#### WHAT YOU ARE ASKED TO DO:
Word for word, copy all the data and drop the pictures.

(A block of data)
......

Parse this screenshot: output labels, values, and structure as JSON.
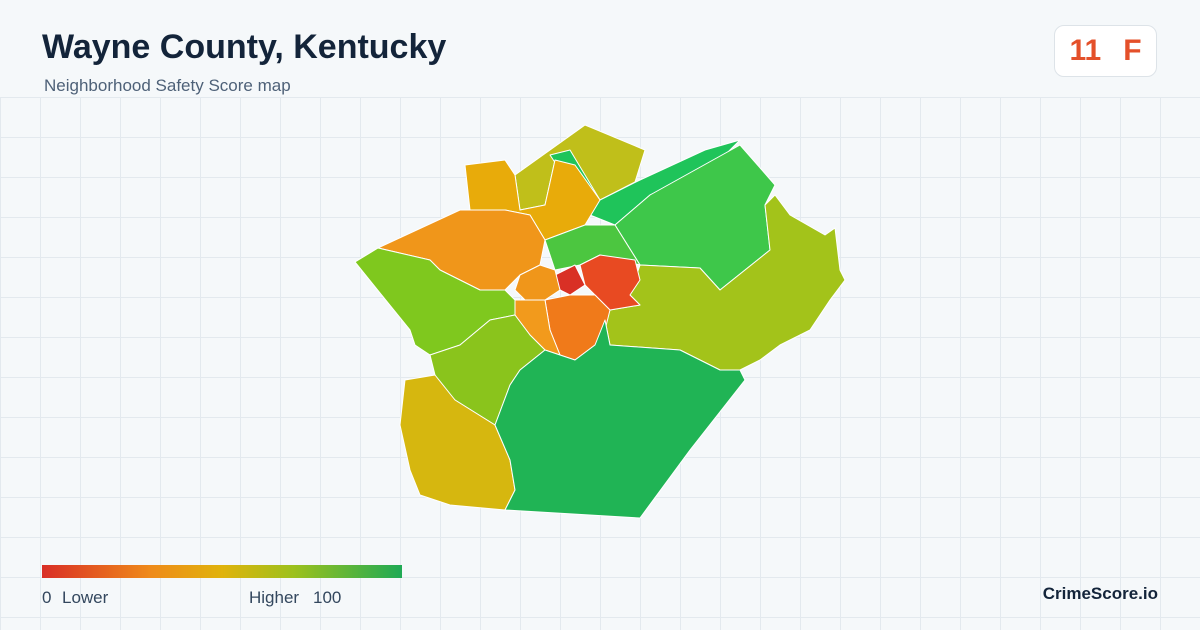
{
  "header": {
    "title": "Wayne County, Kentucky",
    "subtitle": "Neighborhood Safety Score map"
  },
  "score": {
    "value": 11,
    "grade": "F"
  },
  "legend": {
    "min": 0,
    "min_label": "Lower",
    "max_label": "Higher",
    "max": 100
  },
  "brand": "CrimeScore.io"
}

......

#### CORRECT OUTPUT:
Parse this screenshot: output labels, values, and structure as JSON.
{
  "header": {
    "title": "Wayne County, Kentucky",
    "subtitle": "Neighborhood Safety Score map"
  },
  "score": {
    "value": 11,
    "grade": "F"
  },
  "legend": {
    "min": 0,
    "min_label": "Lower",
    "max_label": "Higher",
    "max": 100
  },
  "brand": "CrimeScore.io"
}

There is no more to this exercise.